WHAT THIS TASK INVOLVES
Can you print the data exactly and leave out each image?

====== DATA FOR PROCESSING

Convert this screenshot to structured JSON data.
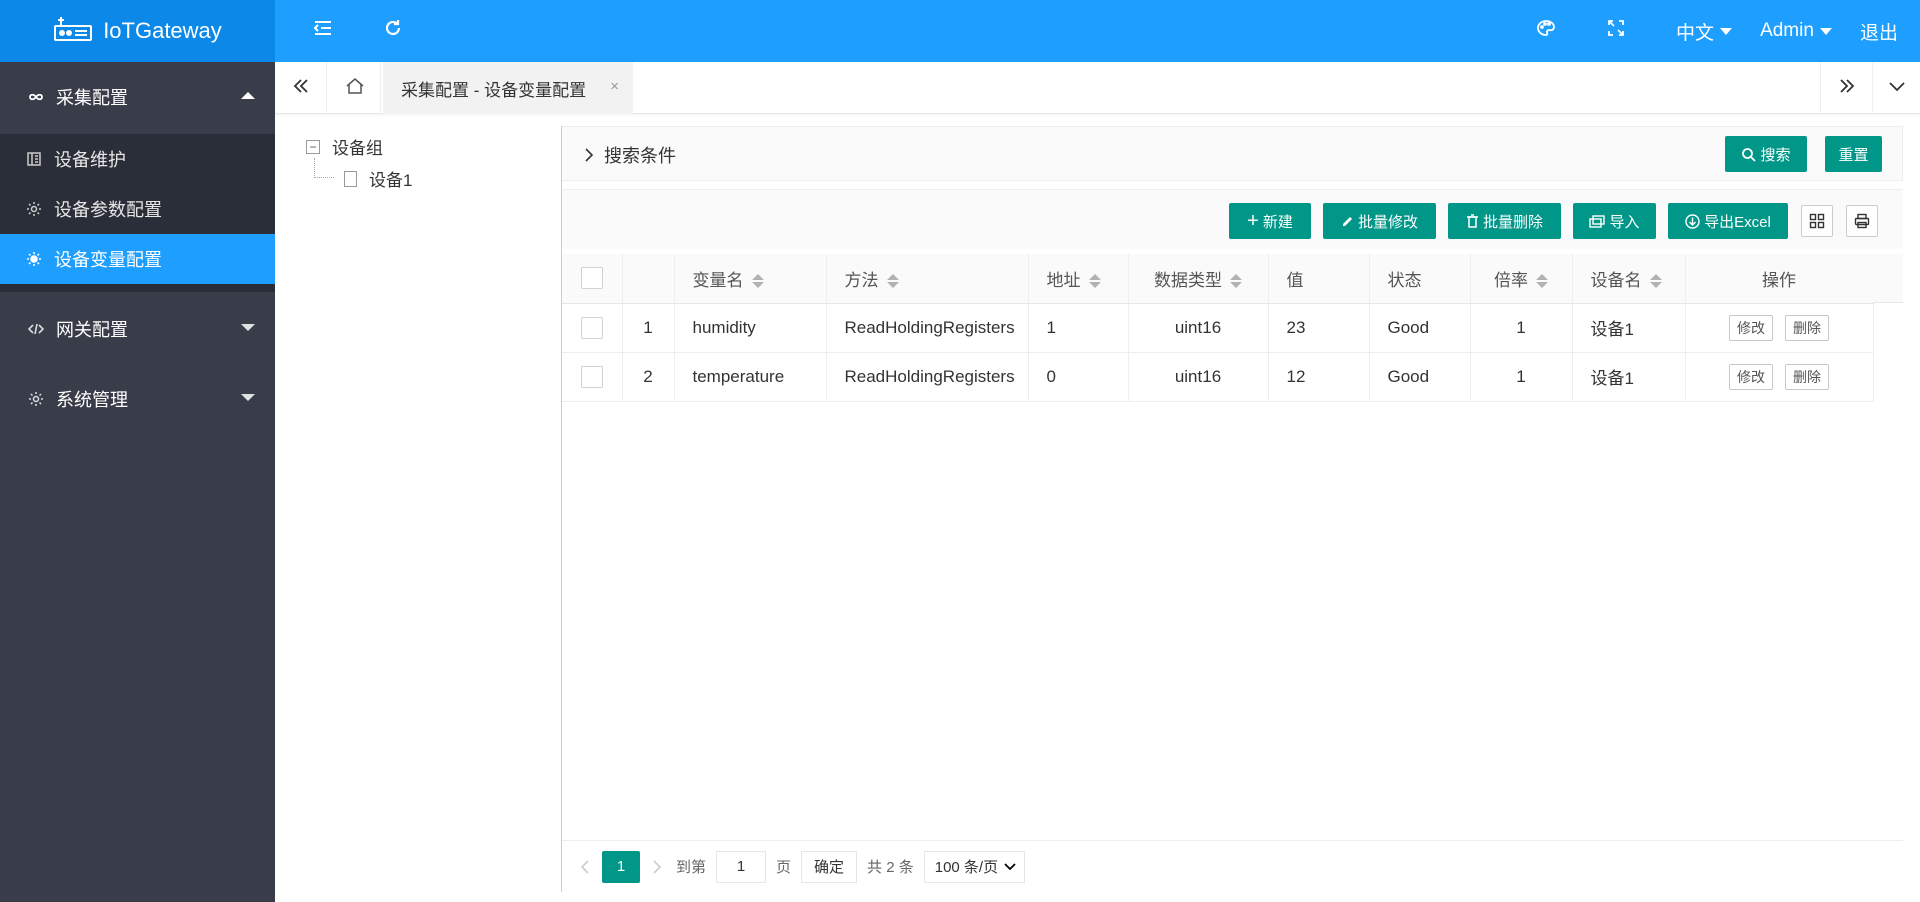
{
  "app": {
    "title": "IoTGateway"
  },
  "header": {
    "language": "中文",
    "user": "Admin",
    "logout": "退出"
  },
  "sidebar": {
    "groups": [
      {
        "label": "采集配置",
        "expanded": true
      },
      {
        "label": "网关配置",
        "expanded": false
      },
      {
        "label": "系统管理",
        "expanded": false
      }
    ],
    "items": [
      {
        "label": "设备维护"
      },
      {
        "label": "设备参数配置"
      },
      {
        "label": "设备变量配置",
        "active": true
      }
    ]
  },
  "tabs": {
    "active": "采集配置 - 设备变量配置",
    "close": "×"
  },
  "tree": {
    "root": "设备组",
    "toggle": "−",
    "children": [
      "设备1"
    ]
  },
  "search": {
    "title": "搜索条件",
    "search_label": "搜索",
    "reset_label": "重置"
  },
  "toolbar": {
    "new_label": "新建",
    "batch_edit_label": "批量修改",
    "batch_delete_label": "批量删除",
    "import_label": "导入",
    "export_label": "导出Excel"
  },
  "table": {
    "columns": [
      "变量名",
      "方法",
      "地址",
      "数据类型",
      "值",
      "状态",
      "倍率",
      "设备名",
      "操作"
    ],
    "rows": [
      {
        "index": "1",
        "name": "humidity",
        "method": "ReadHoldingRegisters",
        "address": "1",
        "type": "uint16",
        "value": "23",
        "status": "Good",
        "ratio": "1",
        "device": "设备1"
      },
      {
        "index": "2",
        "name": "temperature",
        "method": "ReadHoldingRegisters",
        "address": "0",
        "type": "uint16",
        "value": "12",
        "status": "Good",
        "ratio": "1",
        "device": "设备1"
      }
    ],
    "edit_label": "修改",
    "delete_label": "删除"
  },
  "pager": {
    "current": "1",
    "goto": "到第",
    "page_input": "1",
    "page_unit": "页",
    "confirm": "确定",
    "total": "共 2 条",
    "page_size": "100 条/页"
  },
  "colors": {
    "header": "#1E9FFF",
    "sidebar": "#393D49",
    "primary_button": "#009688"
  }
}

============

RESULT
Convert this screenshot to structured JSON data.
{
  "app": {
    "title": "IoTGateway"
  },
  "header": {
    "language": "中文",
    "user": "Admin",
    "logout": "退出"
  },
  "sidebar": {
    "groups": [
      {
        "label": "采集配置",
        "expanded": true
      },
      {
        "label": "网关配置",
        "expanded": false
      },
      {
        "label": "系统管理",
        "expanded": false
      }
    ],
    "items": [
      {
        "label": "设备维护"
      },
      {
        "label": "设备参数配置"
      },
      {
        "label": "设备变量配置",
        "active": true
      }
    ]
  },
  "tabs": {
    "active": "采集配置 - 设备变量配置",
    "close": "×"
  },
  "tree": {
    "root": "设备组",
    "toggle": "−",
    "children": [
      "设备1"
    ]
  },
  "search": {
    "title": "搜索条件",
    "search_label": "搜索",
    "reset_label": "重置"
  },
  "toolbar": {
    "new_label": "新建",
    "batch_edit_label": "批量修改",
    "batch_delete_label": "批量删除",
    "import_label": "导入",
    "export_label": "导出Excel"
  },
  "table": {
    "columns": [
      "变量名",
      "方法",
      "地址",
      "数据类型",
      "值",
      "状态",
      "倍率",
      "设备名",
      "操作"
    ],
    "rows": [
      {
        "index": "1",
        "name": "humidity",
        "method": "ReadHoldingRegisters",
        "address": "1",
        "type": "uint16",
        "value": "23",
        "status": "Good",
        "ratio": "1",
        "device": "设备1"
      },
      {
        "index": "2",
        "name": "temperature",
        "method": "ReadHoldingRegisters",
        "address": "0",
        "type": "uint16",
        "value": "12",
        "status": "Good",
        "ratio": "1",
        "device": "设备1"
      }
    ],
    "edit_label": "修改",
    "delete_label": "删除"
  },
  "pager": {
    "current": "1",
    "goto": "到第",
    "page_input": "1",
    "page_unit": "页",
    "confirm": "确定",
    "total": "共 2 条",
    "page_size": "100 条/页"
  },
  "colors": {
    "header": "#1E9FFF",
    "sidebar": "#393D49",
    "primary_button": "#009688"
  }
}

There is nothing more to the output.